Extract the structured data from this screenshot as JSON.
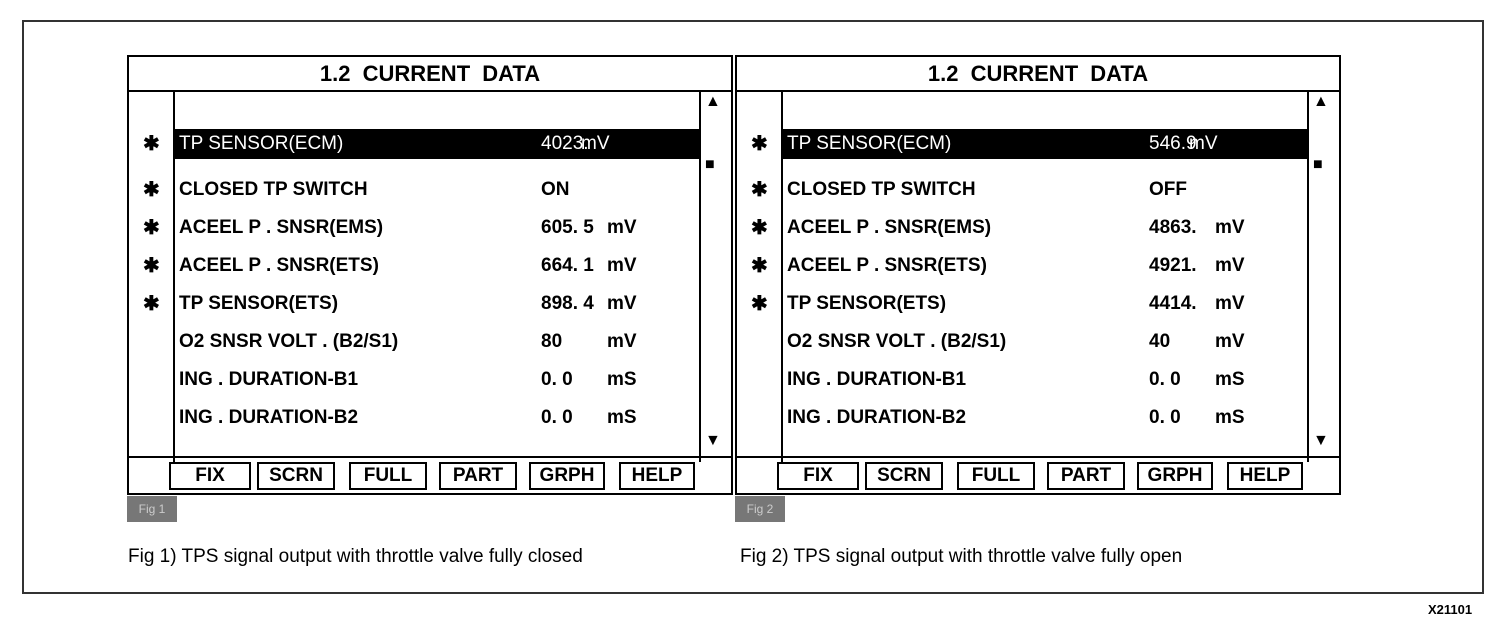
{
  "panels": [
    {
      "title": "1.2  CURRENT  DATA",
      "tag": "Fig 1",
      "rows": [
        {
          "star": "✱",
          "name": "TP SENSOR(ECM)",
          "value": "4023.",
          "unit": "mV",
          "selected": true
        },
        {
          "star": "✱",
          "name": "CLOSED TP SWITCH",
          "value": "ON",
          "unit": ""
        },
        {
          "star": "✱",
          "name": "ACEEL  P . SNSR(EMS)",
          "value": "605. 5",
          "unit": "mV"
        },
        {
          "star": "✱",
          "name": "ACEEL  P . SNSR(ETS)",
          "value": "664. 1",
          "unit": "mV"
        },
        {
          "star": "✱",
          "name": "TP SENSOR(ETS)",
          "value": "898. 4",
          "unit": "mV"
        },
        {
          "star": "",
          "name": "O2 SNSR VOLT . (B2/S1)",
          "value": "80",
          "unit": "mV"
        },
        {
          "star": "",
          "name": "ING . DURATION-B1",
          "value": "0. 0",
          "unit": "mS"
        },
        {
          "star": "",
          "name": "ING . DURATION-B2",
          "value": "0. 0",
          "unit": "mS"
        }
      ],
      "caption": "Fig 1) TPS signal output with throttle valve fully closed"
    },
    {
      "title": "1.2  CURRENT  DATA",
      "tag": "Fig 2",
      "rows": [
        {
          "star": "✱",
          "name": "TP SENSOR(ECM)",
          "value": "546.9",
          "unit": "mV",
          "selected": true
        },
        {
          "star": "✱",
          "name": "CLOSED TP SWITCH",
          "value": "OFF",
          "unit": ""
        },
        {
          "star": "✱",
          "name": "ACEEL  P . SNSR(EMS)",
          "value": "4863.",
          "unit": "mV"
        },
        {
          "star": "✱",
          "name": "ACEEL  P . SNSR(ETS)",
          "value": "4921.",
          "unit": "mV"
        },
        {
          "star": "✱",
          "name": "TP SENSOR(ETS)",
          "value": "4414.",
          "unit": "mV"
        },
        {
          "star": "",
          "name": "O2 SNSR VOLT . (B2/S1)",
          "value": "40",
          "unit": "mV"
        },
        {
          "star": "",
          "name": "ING . DURATION-B1",
          "value": "0. 0",
          "unit": "mS"
        },
        {
          "star": "",
          "name": "ING . DURATION-B2",
          "value": "0. 0",
          "unit": "mS"
        }
      ],
      "caption": "Fig 2) TPS signal output with throttle valve fully open"
    }
  ],
  "buttons": [
    "FIX",
    "SCRN",
    "FULL",
    "PART",
    "GRPH",
    "HELP"
  ],
  "icons": {
    "scroll_up": "triangle-up",
    "scroll_thumb": "square",
    "scroll_down": "triangle-down",
    "marker": "asterisk"
  },
  "figure_code": "X21101"
}
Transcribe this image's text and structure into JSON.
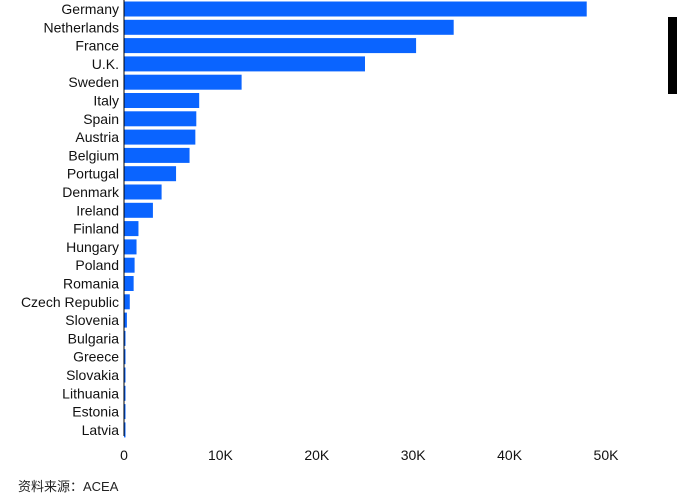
{
  "source_text": "资料来源：ACEA",
  "colors": {
    "bar": "#0a64ff",
    "edge_bar": "#000000",
    "axis_line": "#000000",
    "text": "#111111"
  },
  "chart_data": {
    "type": "bar",
    "orientation": "horizontal",
    "title": "",
    "xlabel": "",
    "ylabel": "",
    "categories": [
      "Germany",
      "Netherlands",
      "France",
      "U.K.",
      "Sweden",
      "Italy",
      "Spain",
      "Austria",
      "Belgium",
      "Portugal",
      "Denmark",
      "Ireland",
      "Finland",
      "Hungary",
      "Poland",
      "Romania",
      "Czech Republic",
      "Slovenia",
      "Bulgaria",
      "Greece",
      "Slovakia",
      "Lithuania",
      "Estonia",
      "Latvia"
    ],
    "values": [
      48000,
      34200,
      30300,
      25000,
      12200,
      7800,
      7500,
      7400,
      6800,
      5400,
      3900,
      3000,
      1500,
      1300,
      1100,
      1000,
      600,
      300,
      150,
      100,
      100,
      80,
      60,
      50
    ],
    "xlim": [
      0,
      55000
    ],
    "x_ticks": [
      0,
      10000,
      20000,
      30000,
      40000,
      50000
    ],
    "x_tick_labels": [
      "0",
      "10K",
      "20K",
      "30K",
      "40K",
      "50K"
    ],
    "grid": false,
    "legend": "none"
  }
}
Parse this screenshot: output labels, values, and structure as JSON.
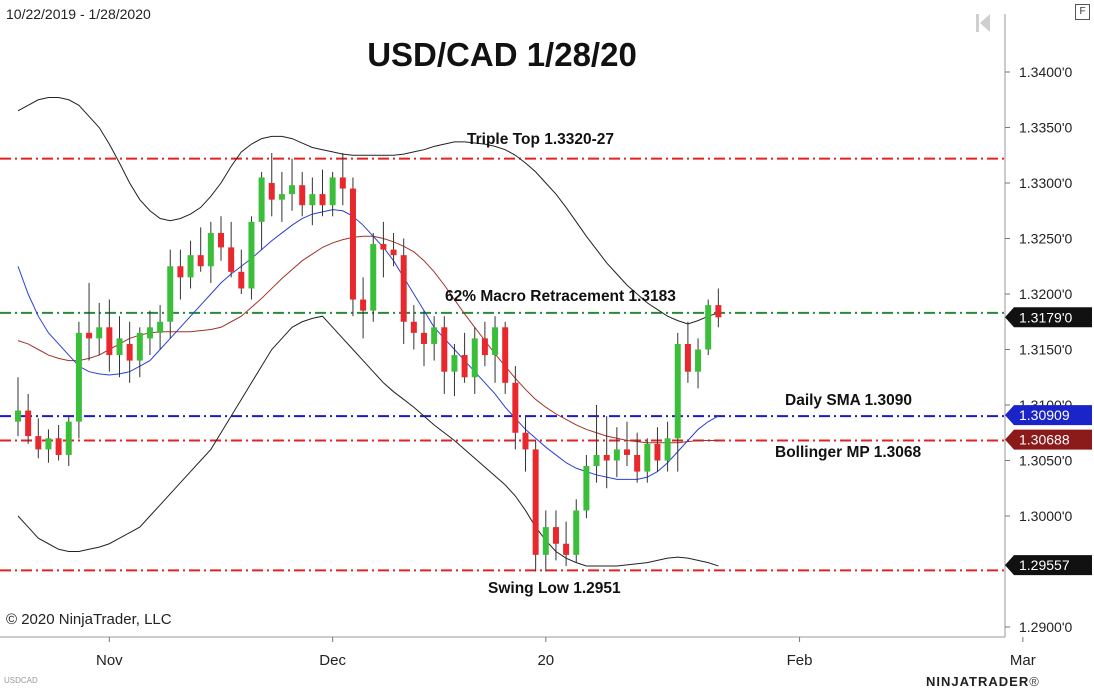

+ + + + +

__Given instruction__. Output all of the records exactly as they appear above, but not the pictures.

__Final result__.
Extract the structured data from this screenshot as JSON.
{
  "panels": [
    {
      "title": "1.2  CURRENT  DATA",
      "tag": "Fig 1",
      "rows": [
        {
          "star": "✱",
          "name": "TP SENSOR(ECM)",
          "value": "4023.",
          "unit": "mV",
          "selected": true
        },
        {
          "star": "✱",
          "name": "CLOSED TP SWITCH",
          "value": "ON",
          "unit": ""
        },
        {
          "star": "✱",
          "name": "ACEEL  P . SNSR(EMS)",
          "value": "605. 5",
          "unit": "mV"
        },
        {
          "star": "✱",
          "name": "ACEEL  P . SNSR(ETS)",
          "value": "664. 1",
          "unit": "mV"
        },
        {
          "star": "✱",
          "name": "TP SENSOR(ETS)",
          "value": "898. 4",
          "unit": "mV"
        },
        {
          "star": "",
          "name": "O2 SNSR VOLT . (B2/S1)",
          "value": "80",
          "unit": "mV"
        },
        {
          "star": "",
          "name": "ING . DURATION-B1",
          "value": "0. 0",
          "unit": "mS"
        },
        {
          "star": "",
          "name": "ING . DURATION-B2",
          "value": "0. 0",
          "unit": "mS"
        }
      ],
      "caption": "Fig 1) TPS signal output with throttle valve fully closed"
    },
    {
      "title": "1.2  CURRENT  DATA",
      "tag": "Fig 2",
      "rows": [
        {
          "star": "✱",
          "name": "TP SENSOR(ECM)",
          "value": "546.9",
          "unit": "mV",
          "selected": true
        },
        {
          "star": "✱",
          "name": "CLOSED TP SWITCH",
          "value": "OFF",
          "unit": ""
        },
        {
          "star": "✱",
          "name": "ACEEL  P . SNSR(EMS)",
          "value": "4863.",
          "unit": "mV"
        },
        {
          "star": "✱",
          "name": "ACEEL  P . SNSR(ETS)",
          "value": "4921.",
          "unit": "mV"
        },
        {
          "star": "✱",
          "name": "TP SENSOR(ETS)",
          "value": "4414.",
          "unit": "mV"
        },
        {
          "star": "",
          "name": "O2 SNSR VOLT . (B2/S1)",
          "value": "40",
          "unit": "mV"
        },
        {
          "star": "",
          "name": "ING . DURATION-B1",
          "value": "0. 0",
          "unit": "mS"
        },
        {
          "star": "",
          "name": "ING . DURATION-B2",
          "value": "0. 0",
          "unit": "mS"
        }
      ],
      "caption": "Fig 2) TPS signal output with throttle valve fully open"
    }
  ],
  "buttons": [
    "FIX",
    "SCRN",
    "FULL",
    "PART",
    "GRPH",
    "HELP"
  ],
  "icons": {
    "scroll_up": "triangle-up",
    "scroll_thumb": "square",
    "scroll_down": "triangle-down",
    "marker": "asterisk"
  },
  "figure_code": "X21101"
}
Transcribe this image's text and structure into JSON.
{
  "source_text": "资料来源：ACEA",
  "colors": {
    "bar": "#0a64ff",
    "edge_bar": "#000000",
    "axis_line": "#000000",
    "text": "#111111"
  },
  "chart_data": {
    "type": "bar",
    "orientation": "horizontal",
    "title": "",
    "xlabel": "",
    "ylabel": "",
    "categories": [
      "Germany",
      "Netherlands",
      "France",
      "U.K.",
      "Sweden",
      "Italy",
      "Spain",
      "Austria",
      "Belgium",
      "Portugal",
      "Denmark",
      "Ireland",
      "Finland",
      "Hungary",
      "Poland",
      "Romania",
      "Czech Republic",
      "Slovenia",
      "Bulgaria",
      "Greece",
      "Slovakia",
      "Lithuania",
      "Estonia",
      "Latvia"
    ],
    "values": [
      48000,
      34200,
      30300,
      25000,
      12200,
      7800,
      7500,
      7400,
      6800,
      5400,
      3900,
      3000,
      1500,
      1300,
      1100,
      1000,
      600,
      300,
      150,
      100,
      100,
      80,
      60,
      50
    ],
    "xlim": [
      0,
      55000
    ],
    "x_ticks": [
      0,
      10000,
      20000,
      30000,
      40000,
      50000
    ],
    "x_tick_labels": [
      "0",
      "10K",
      "20K",
      "30K",
      "40K",
      "50K"
    ],
    "grid": false,
    "legend": "none"
  }
}
Parse this screenshot: output labels, values, and structure as JSON.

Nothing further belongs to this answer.